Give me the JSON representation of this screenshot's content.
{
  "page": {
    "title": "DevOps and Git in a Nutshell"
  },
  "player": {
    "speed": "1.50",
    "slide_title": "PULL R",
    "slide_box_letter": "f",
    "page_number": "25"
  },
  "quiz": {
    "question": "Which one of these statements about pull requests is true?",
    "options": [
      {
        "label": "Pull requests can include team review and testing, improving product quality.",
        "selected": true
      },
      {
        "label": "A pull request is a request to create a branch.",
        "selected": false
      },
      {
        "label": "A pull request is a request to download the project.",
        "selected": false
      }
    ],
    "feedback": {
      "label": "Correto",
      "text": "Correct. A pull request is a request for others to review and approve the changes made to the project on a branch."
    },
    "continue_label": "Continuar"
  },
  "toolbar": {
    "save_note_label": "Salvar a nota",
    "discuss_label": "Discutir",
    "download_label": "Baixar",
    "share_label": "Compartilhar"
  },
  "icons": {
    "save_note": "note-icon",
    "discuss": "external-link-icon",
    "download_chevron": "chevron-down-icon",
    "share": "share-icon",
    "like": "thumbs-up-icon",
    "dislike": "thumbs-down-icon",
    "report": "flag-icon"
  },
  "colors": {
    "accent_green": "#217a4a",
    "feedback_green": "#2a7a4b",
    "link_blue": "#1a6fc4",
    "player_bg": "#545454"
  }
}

● Requirement:
Search the lines for the string "requests" and copy every line that has it.

● Solved exercise:
    "question": "Which one of these statements about pull requests is true?",
        "label": "Pull requests can include team review and testing, improving product quality.",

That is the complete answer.